• [Tasks to perform]:
1 > Answer these questions from the court opinion:
(a) Which justice wrote the opinion?
(b) On what date did defendant mail the notice of termination to plaintiff?
(c) What 1947 act expressly repealed the 1931 Act?
2 > Carry the court opinion forward with the next part of its review of the statutes.

++++ Source ++++

Smith, Moore, Smith, Schell & Hunter and Richmond G. Bernhardt, Jr., Greensboro, for defendant.

MOORE, Justice.

There are two questions for decision in this case: (1) Was the coverage period of the policy of liability insurance, issued by defendant to plaintiff, extended by reason of the failure of defendant to comply with the notice of termination provisions of G.S. § 20-279.22? (2) Was the coverage period extended by the terms of the notice of termination mailed by defendant to plaintiff on 9 February 1959?

The answer to these questions requires an examination of pertinent statutes.

The first enactment by the General Assembly relating to Financial responsibility of motorists is contained in Chapter 116, Public Laws of 1931 (G.S. § 20-197 to G.S. § 20-211). This 1931 Act was expressly repealed by the "Motor Vehicle Safety and Responsibility Act" of 1947. S.L.1947, c. 1006 (G.S. § 20-224 to G.S. § 20-279).

++++ Record set ++++

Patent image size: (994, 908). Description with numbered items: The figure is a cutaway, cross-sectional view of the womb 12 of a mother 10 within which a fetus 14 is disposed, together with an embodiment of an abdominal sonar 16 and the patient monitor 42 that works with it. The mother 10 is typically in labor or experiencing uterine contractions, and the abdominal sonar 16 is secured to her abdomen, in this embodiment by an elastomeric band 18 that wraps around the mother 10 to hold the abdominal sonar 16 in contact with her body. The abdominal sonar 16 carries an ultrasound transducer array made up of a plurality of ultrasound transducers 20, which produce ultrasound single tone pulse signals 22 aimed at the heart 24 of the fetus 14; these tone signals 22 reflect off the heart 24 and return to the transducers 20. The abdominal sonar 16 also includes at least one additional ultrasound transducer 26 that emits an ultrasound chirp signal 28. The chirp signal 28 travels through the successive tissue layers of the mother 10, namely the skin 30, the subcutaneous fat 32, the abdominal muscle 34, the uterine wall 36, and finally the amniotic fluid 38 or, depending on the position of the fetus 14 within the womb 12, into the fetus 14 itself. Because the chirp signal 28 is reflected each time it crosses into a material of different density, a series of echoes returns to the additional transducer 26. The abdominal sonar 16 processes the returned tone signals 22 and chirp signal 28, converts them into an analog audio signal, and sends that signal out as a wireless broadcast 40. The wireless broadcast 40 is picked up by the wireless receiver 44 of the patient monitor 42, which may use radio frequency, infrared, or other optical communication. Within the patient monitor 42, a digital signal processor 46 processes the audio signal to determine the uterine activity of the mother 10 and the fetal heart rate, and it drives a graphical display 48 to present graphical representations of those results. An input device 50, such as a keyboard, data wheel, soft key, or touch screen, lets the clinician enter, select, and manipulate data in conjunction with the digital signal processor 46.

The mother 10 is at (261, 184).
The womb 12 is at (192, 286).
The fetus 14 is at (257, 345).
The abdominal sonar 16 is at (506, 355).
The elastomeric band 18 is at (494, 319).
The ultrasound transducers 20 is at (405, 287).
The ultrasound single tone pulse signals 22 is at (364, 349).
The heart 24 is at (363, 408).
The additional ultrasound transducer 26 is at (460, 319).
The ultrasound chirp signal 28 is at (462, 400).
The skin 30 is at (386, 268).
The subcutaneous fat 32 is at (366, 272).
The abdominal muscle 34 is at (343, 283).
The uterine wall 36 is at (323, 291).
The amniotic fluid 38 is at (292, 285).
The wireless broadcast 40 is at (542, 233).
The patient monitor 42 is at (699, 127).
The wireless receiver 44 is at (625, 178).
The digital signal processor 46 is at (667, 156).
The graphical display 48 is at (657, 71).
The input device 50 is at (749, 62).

++++

• [Answers to the problems]:
1 >
(a) Moore
(b) 9 February 1959
(c) The "Motor Vehicle Safety and Responsibility Act" of 1947

2 >
The 1947 Act was revised and superseded by "The `Motor Vehicle Safety-Responsibility Act of 1953,'" which, as amended, is still in force. S.L.1953, c. 1300 (G.S. § 20-279.1 to G.S. § 20-279.39). In addition the General Assembly has enacted "The Vehicle Financial Responsibility Act of 1957." S.L.1957, c. 1393 (G.S. § 20-309 to G.S. § 20-319).

A brief analysis of the 1953 and 1957 Acts is necessary to an understanding of the controversy in this case. We consider and discuss here only those phases of these Acts which pertain to the factual situation here presented. As used in this opinion the word "Commissioner" means Commissioner of Motor Vehicles, and "Department" means Department of Motor Vehicles.

(a). The 1953 Act.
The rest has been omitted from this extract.